Work instructions: Reproduce all the lines below exactly and omit the images.

Extracted data:
+ + + + + + +
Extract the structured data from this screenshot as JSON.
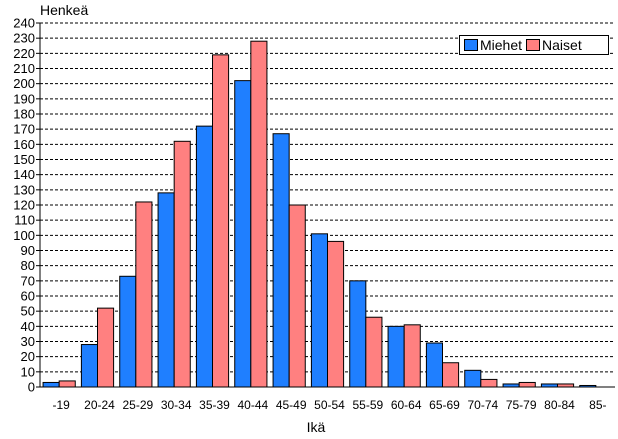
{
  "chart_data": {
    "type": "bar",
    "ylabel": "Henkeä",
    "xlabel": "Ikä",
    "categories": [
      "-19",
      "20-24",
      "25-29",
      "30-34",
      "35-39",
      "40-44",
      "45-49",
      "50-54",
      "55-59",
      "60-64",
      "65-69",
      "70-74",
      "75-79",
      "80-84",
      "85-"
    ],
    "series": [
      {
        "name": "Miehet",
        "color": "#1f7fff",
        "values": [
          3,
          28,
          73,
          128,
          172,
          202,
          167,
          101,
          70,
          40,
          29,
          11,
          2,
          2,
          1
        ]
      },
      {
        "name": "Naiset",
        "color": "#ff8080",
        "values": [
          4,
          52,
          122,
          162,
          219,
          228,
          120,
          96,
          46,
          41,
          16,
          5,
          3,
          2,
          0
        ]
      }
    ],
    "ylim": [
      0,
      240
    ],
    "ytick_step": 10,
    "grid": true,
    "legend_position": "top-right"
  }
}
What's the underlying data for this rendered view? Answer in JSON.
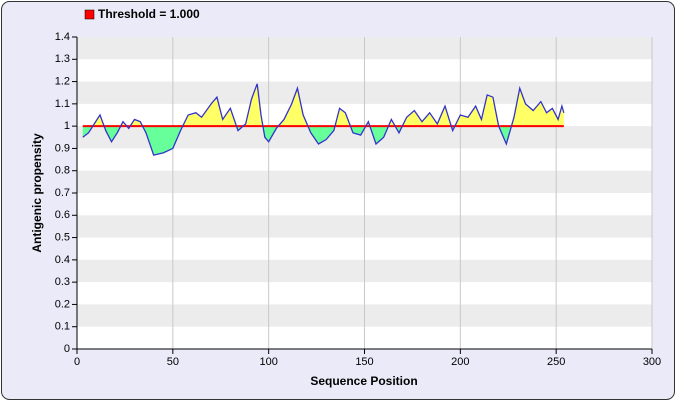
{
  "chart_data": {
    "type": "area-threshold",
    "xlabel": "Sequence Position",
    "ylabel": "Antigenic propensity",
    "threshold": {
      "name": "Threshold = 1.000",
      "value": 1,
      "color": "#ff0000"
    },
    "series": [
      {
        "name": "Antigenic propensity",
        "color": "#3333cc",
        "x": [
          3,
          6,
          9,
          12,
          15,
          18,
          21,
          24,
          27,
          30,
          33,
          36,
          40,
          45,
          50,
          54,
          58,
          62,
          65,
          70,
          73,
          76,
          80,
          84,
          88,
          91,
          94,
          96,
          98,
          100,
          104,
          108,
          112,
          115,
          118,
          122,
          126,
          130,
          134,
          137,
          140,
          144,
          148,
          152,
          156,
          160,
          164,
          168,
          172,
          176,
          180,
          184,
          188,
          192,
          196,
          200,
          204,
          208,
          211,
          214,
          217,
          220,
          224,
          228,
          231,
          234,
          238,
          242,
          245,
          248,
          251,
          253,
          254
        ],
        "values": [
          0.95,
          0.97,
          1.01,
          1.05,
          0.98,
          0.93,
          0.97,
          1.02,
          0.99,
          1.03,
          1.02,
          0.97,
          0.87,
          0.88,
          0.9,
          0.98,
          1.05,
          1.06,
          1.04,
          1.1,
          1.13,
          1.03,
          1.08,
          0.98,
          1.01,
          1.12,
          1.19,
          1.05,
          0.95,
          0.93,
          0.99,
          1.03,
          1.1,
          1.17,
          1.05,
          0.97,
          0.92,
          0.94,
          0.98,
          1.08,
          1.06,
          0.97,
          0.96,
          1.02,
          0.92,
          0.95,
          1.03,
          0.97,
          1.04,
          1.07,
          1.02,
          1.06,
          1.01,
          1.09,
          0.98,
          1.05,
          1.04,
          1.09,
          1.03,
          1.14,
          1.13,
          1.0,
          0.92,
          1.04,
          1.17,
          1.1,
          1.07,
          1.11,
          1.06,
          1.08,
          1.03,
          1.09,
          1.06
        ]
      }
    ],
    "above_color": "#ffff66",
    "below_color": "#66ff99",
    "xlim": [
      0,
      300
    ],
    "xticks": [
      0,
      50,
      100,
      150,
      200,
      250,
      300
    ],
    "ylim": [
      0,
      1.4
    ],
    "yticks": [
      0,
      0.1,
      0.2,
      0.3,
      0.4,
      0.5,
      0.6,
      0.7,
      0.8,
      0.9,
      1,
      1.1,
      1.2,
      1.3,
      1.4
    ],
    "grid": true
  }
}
+ + + + + + +
Final result:
Extract the structured data from this screenshot as JSON.
{
  "chart_data": {
    "type": "bar",
    "ylabel": "Henkeä",
    "xlabel": "Ikä",
    "categories": [
      "-19",
      "20-24",
      "25-29",
      "30-34",
      "35-39",
      "40-44",
      "45-49",
      "50-54",
      "55-59",
      "60-64",
      "65-69",
      "70-74",
      "75-79",
      "80-84",
      "85-"
    ],
    "series": [
      {
        "name": "Miehet",
        "color": "#1f7fff",
        "values": [
          3,
          28,
          73,
          128,
          172,
          202,
          167,
          101,
          70,
          40,
          29,
          11,
          2,
          2,
          1
        ]
      },
      {
        "name": "Naiset",
        "color": "#ff8080",
        "values": [
          4,
          52,
          122,
          162,
          219,
          228,
          120,
          96,
          46,
          41,
          16,
          5,
          3,
          2,
          0
        ]
      }
    ],
    "ylim": [
      0,
      240
    ],
    "ytick_step": 10,
    "grid": true,
    "legend_position": "top-right"
  }
}
What's the underlying data for this rendered view? Answer in JSON.
{
  "chart_data": {
    "type": "area-threshold",
    "xlabel": "Sequence Position",
    "ylabel": "Antigenic propensity",
    "threshold": {
      "name": "Threshold = 1.000",
      "value": 1,
      "color": "#ff0000"
    },
    "series": [
      {
        "name": "Antigenic propensity",
        "color": "#3333cc",
        "x": [
          3,
          6,
          9,
          12,
          15,
          18,
          21,
          24,
          27,
          30,
          33,
          36,
          40,
          45,
          50,
          54,
          58,
          62,
          65,
          70,
          73,
          76,
          80,
          84,
          88,
          91,
          94,
          96,
          98,
          100,
          104,
          108,
          112,
          115,
          118,
          122,
          126,
          130,
          134,
          137,
          140,
          144,
          148,
          152,
          156,
          160,
          164,
          168,
          172,
          176,
          180,
          184,
          188,
          192,
          196,
          200,
          204,
          208,
          211,
          214,
          217,
          220,
          224,
          228,
          231,
          234,
          238,
          242,
          245,
          248,
          251,
          253,
          254
        ],
        "values": [
          0.95,
          0.97,
          1.01,
          1.05,
          0.98,
          0.93,
          0.97,
          1.02,
          0.99,
          1.03,
          1.02,
          0.97,
          0.87,
          0.88,
          0.9,
          0.98,
          1.05,
          1.06,
          1.04,
          1.1,
          1.13,
          1.03,
          1.08,
          0.98,
          1.01,
          1.12,
          1.19,
          1.05,
          0.95,
          0.93,
          0.99,
          1.03,
          1.1,
          1.17,
          1.05,
          0.97,
          0.92,
          0.94,
          0.98,
          1.08,
          1.06,
          0.97,
          0.96,
          1.02,
          0.92,
          0.95,
          1.03,
          0.97,
          1.04,
          1.07,
          1.02,
          1.06,
          1.01,
          1.09,
          0.98,
          1.05,
          1.04,
          1.09,
          1.03,
          1.14,
          1.13,
          1.0,
          0.92,
          1.04,
          1.17,
          1.1,
          1.07,
          1.11,
          1.06,
          1.08,
          1.03,
          1.09,
          1.06
        ]
      }
    ],
    "above_color": "#ffff66",
    "below_color": "#66ff99",
    "xlim": [
      0,
      300
    ],
    "xticks": [
      0,
      50,
      100,
      150,
      200,
      250,
      300
    ],
    "ylim": [
      0,
      1.4
    ],
    "yticks": [
      0,
      0.1,
      0.2,
      0.3,
      0.4,
      0.5,
      0.6,
      0.7,
      0.8,
      0.9,
      1,
      1.1,
      1.2,
      1.3,
      1.4
    ],
    "grid": true
  }
}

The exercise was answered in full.